[Tasks for this exercise]
1. In the annotation thread, which menu does the volunteer say to use to contact the team?
2. Repeat word for word the part of the annotation thread that opens with the words containing "Alex - WhatDoTheyKnow" and closes with "Evans left an annotation ()".

── Quoted passage ──

If you have any questions regarding this, or if you want to check anything with us prior to posting, please contact the team via the Help > Contact menu.

Alex - WhatDoTheyKnow volunteer

[Name Removed] (Account suspended) left an annotation ()

Sometimes the truth hurts. I understand you prefer to read what pleases you and not what is factual. You selected my posts for removal weeding out your displeasure's from your pleasures and leaving what you consider to be good reading for the forum. I understand your frustration being confronted with facts, it is indeed a shame you are a people pleaser. However you run the forum and not I so it is your privilege. I care little about your thoughts of me indeed it is not my business.

John Evans left an annotation ()

My Dear RAOC EX-Person,

Under the statute's of the " Interpretation Act " (Passed into Statute Law by The House's of the Commoners & Lords, without Dissent, first reading 1971, second readings 1972), every Royal Military Policeman after inspection for Duty and briefed by a competent Section Leader, becomes A "Special Constable"
within the Constabulary they are serving, or have entered, whilst ON DUTY. This is a 'STATUTE LAW'. It has NEVER been Repealed.

───
── Provided data ──

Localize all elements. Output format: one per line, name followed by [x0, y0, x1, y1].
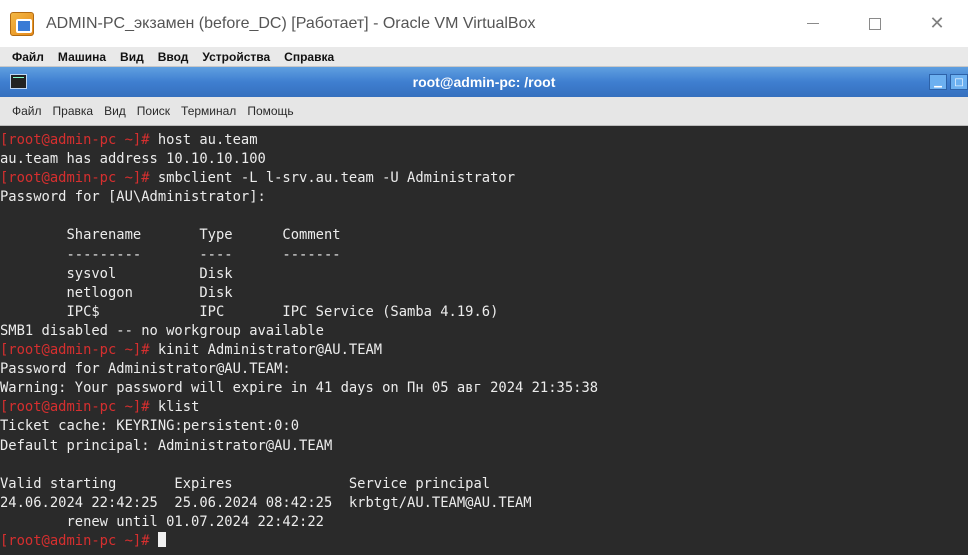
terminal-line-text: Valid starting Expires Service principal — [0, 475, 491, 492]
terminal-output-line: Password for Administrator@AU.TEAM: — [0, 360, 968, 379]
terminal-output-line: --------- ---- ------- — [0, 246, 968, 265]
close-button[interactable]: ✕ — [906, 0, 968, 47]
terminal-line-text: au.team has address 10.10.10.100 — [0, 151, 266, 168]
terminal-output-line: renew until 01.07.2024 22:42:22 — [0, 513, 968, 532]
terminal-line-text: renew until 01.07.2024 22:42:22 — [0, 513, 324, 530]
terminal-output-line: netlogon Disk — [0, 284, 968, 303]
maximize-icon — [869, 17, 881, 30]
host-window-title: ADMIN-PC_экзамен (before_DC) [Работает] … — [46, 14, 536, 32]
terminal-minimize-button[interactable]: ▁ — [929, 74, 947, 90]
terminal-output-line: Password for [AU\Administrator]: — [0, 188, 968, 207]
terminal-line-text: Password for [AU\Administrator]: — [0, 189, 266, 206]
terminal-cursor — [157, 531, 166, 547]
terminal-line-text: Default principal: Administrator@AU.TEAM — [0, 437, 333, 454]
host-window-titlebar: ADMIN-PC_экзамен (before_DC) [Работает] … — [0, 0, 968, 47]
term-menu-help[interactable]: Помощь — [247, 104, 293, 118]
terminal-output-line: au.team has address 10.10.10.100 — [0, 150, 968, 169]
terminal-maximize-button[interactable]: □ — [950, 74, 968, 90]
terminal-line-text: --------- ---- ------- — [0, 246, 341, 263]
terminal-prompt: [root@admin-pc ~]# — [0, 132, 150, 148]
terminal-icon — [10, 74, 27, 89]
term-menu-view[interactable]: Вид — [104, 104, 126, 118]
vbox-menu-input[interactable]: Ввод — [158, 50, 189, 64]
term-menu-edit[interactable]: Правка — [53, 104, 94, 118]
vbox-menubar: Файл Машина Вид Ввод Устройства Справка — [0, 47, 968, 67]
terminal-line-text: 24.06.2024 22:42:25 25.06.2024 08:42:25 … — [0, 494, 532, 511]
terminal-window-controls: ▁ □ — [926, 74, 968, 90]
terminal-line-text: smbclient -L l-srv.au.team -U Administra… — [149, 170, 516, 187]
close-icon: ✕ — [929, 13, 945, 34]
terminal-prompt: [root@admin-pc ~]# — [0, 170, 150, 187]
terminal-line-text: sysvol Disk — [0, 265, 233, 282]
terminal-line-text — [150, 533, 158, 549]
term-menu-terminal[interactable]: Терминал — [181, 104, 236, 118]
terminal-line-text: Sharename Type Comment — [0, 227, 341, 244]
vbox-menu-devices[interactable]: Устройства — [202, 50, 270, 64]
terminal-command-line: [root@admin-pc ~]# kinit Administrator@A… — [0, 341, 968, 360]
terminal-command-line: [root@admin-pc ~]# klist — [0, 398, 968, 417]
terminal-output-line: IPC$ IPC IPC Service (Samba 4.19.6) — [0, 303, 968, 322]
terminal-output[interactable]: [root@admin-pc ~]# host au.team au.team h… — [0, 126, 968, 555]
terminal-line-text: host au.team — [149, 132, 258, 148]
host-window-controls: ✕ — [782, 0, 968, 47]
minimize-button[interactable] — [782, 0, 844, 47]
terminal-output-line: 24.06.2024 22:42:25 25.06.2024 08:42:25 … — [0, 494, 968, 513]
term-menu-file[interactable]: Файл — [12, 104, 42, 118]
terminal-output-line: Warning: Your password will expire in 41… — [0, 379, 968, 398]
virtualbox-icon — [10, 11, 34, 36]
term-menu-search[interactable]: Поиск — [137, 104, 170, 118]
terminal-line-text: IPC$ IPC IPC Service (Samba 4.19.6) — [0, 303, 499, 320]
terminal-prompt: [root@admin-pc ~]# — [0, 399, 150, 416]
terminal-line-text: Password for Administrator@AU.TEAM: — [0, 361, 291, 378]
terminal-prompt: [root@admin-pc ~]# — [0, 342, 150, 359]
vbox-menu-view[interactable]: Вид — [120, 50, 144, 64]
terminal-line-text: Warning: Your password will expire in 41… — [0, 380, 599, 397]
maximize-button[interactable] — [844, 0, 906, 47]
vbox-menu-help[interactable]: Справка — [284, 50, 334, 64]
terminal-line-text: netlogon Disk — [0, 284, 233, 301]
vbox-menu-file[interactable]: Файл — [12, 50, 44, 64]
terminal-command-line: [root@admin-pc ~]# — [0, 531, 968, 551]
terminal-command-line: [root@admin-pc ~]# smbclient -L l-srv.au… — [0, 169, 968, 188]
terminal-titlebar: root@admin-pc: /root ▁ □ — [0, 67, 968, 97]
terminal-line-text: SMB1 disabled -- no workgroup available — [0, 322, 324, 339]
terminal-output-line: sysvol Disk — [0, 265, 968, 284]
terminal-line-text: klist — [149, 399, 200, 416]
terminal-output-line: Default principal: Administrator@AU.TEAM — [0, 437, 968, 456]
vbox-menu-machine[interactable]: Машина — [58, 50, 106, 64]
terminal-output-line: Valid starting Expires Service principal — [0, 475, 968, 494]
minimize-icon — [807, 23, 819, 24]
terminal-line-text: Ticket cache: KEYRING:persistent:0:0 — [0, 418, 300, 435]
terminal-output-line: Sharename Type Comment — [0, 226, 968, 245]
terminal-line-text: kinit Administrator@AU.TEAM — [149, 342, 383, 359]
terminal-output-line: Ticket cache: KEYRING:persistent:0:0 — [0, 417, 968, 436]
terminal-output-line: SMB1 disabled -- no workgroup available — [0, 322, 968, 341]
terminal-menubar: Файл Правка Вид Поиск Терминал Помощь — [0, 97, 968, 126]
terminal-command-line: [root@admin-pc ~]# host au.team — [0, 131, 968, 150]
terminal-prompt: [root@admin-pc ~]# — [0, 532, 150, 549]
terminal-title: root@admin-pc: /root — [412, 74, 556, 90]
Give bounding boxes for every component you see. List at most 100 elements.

───

[Completed exercise]
1. The Help > Contact menu.

2.
Alex - WhatDoTheyKnow volunteer

[Name Removed] (Account suspended) left an annotation ()

Sometimes the truth hurts. I understand you prefer to read what pleases you and not what is factual. You selected my posts for removal weeding out your displeasure's from your pleasures and leaving what you consider to be good reading for the forum. I understand your frustration being confronted with facts, it is indeed a shame you are a people pleaser. However you run the forum and not I so it is your privilege. I care little about your thoughts of me indeed it is not my business.

John Evans left an annotation ()